WRITTEN EXERCISE
Restate the listing that follows word for word, without its pictures.

DATASET EXCERPTS
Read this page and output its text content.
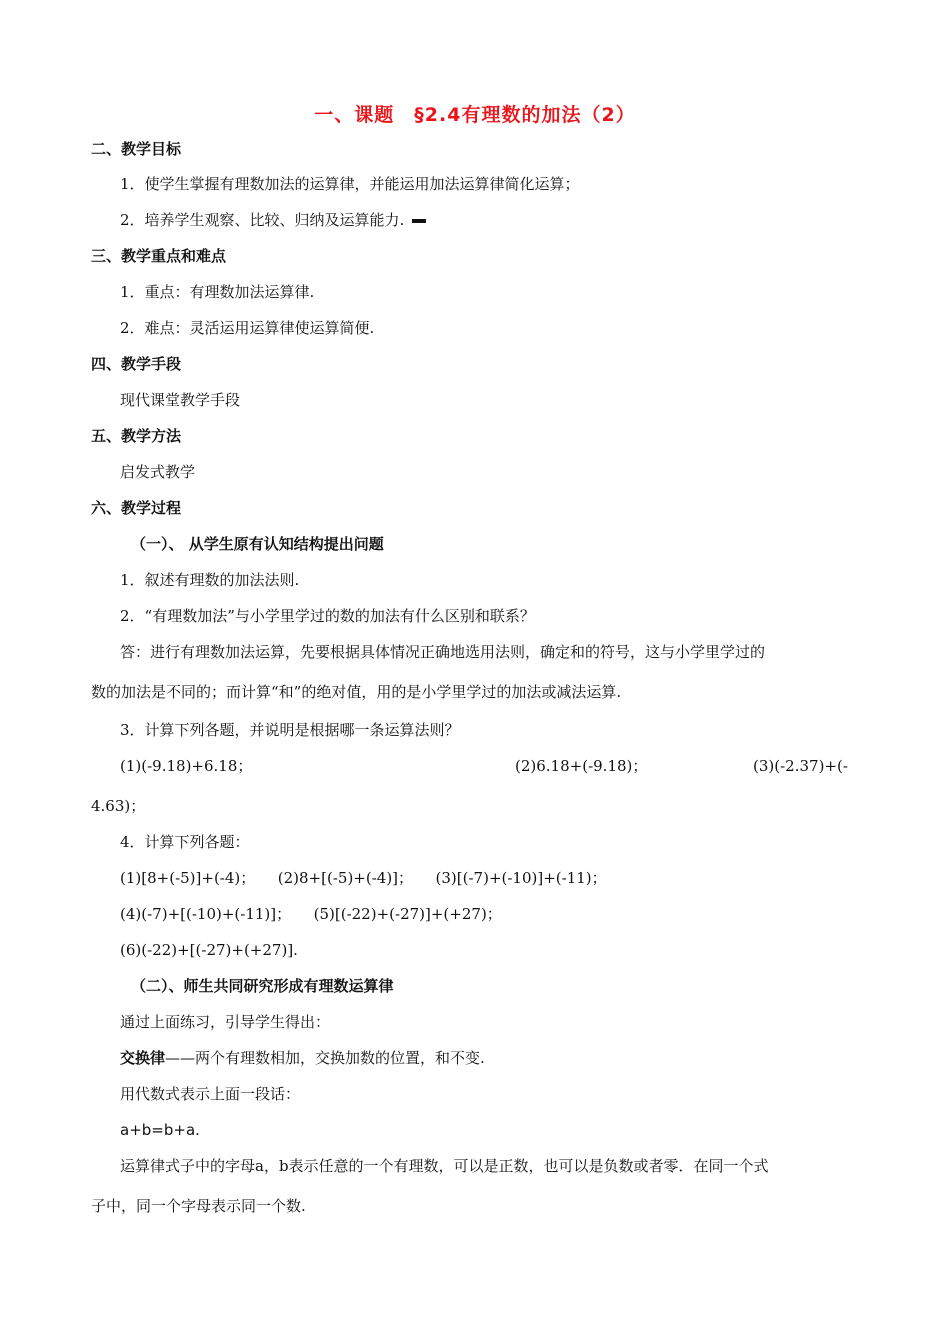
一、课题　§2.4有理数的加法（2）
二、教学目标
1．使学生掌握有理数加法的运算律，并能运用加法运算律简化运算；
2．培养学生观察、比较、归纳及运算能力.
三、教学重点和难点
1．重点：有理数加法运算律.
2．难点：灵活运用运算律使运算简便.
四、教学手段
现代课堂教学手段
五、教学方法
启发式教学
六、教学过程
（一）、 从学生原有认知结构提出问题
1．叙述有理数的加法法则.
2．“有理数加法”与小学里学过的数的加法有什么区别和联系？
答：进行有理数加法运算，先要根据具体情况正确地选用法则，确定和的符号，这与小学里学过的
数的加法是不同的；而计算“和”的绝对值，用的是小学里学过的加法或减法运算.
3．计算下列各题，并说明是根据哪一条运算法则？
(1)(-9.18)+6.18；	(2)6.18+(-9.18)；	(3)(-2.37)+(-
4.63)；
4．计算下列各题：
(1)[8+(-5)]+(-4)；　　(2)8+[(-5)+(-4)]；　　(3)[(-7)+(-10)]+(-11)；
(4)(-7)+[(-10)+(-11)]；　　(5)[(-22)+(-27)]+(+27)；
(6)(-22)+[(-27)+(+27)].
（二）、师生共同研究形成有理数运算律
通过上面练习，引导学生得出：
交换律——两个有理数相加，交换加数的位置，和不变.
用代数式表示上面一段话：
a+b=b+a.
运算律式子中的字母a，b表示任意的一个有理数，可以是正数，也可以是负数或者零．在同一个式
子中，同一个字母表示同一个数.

RESULT
Read this page and output its text content.
一、课题　§2.4有理数的加法（2）
二、教学目标
1．使学生掌握有理数加法的运算律，并能运用加法运算律简化运算；
2．培养学生观察、比较、归纳及运算能力.
三、教学重点和难点
1．重点：有理数加法运算律.
2．难点：灵活运用运算律使运算简便.
四、教学手段
现代课堂教学手段
五、教学方法
启发式教学
六、教学过程
（一）、 从学生原有认知结构提出问题
1．叙述有理数的加法法则.
2．“有理数加法”与小学里学过的数的加法有什么区别和联系？
答：进行有理数加法运算，先要根据具体情况正确地选用法则，确定和的符号，这与小学里学过的
数的加法是不同的；而计算“和”的绝对值，用的是小学里学过的加法或减法运算.
3．计算下列各题，并说明是根据哪一条运算法则？
(1)(-9.18)+6.18；	(2)6.18+(-9.18)；	(3)(-2.37)+(-
4.63)；
4．计算下列各题：
(1)[8+(-5)]+(-4)；　　(2)8+[(-5)+(-4)]；　　(3)[(-7)+(-10)]+(-11)；
(4)(-7)+[(-10)+(-11)]；　　(5)[(-22)+(-27)]+(+27)；
(6)(-22)+[(-27)+(+27)].
（二）、师生共同研究形成有理数运算律
通过上面练习，引导学生得出：
交换律——两个有理数相加，交换加数的位置，和不变.
用代数式表示上面一段话：
a+b=b+a.
运算律式子中的字母a，b表示任意的一个有理数，可以是正数，也可以是负数或者零．在同一个式
子中，同一个字母表示同一个数.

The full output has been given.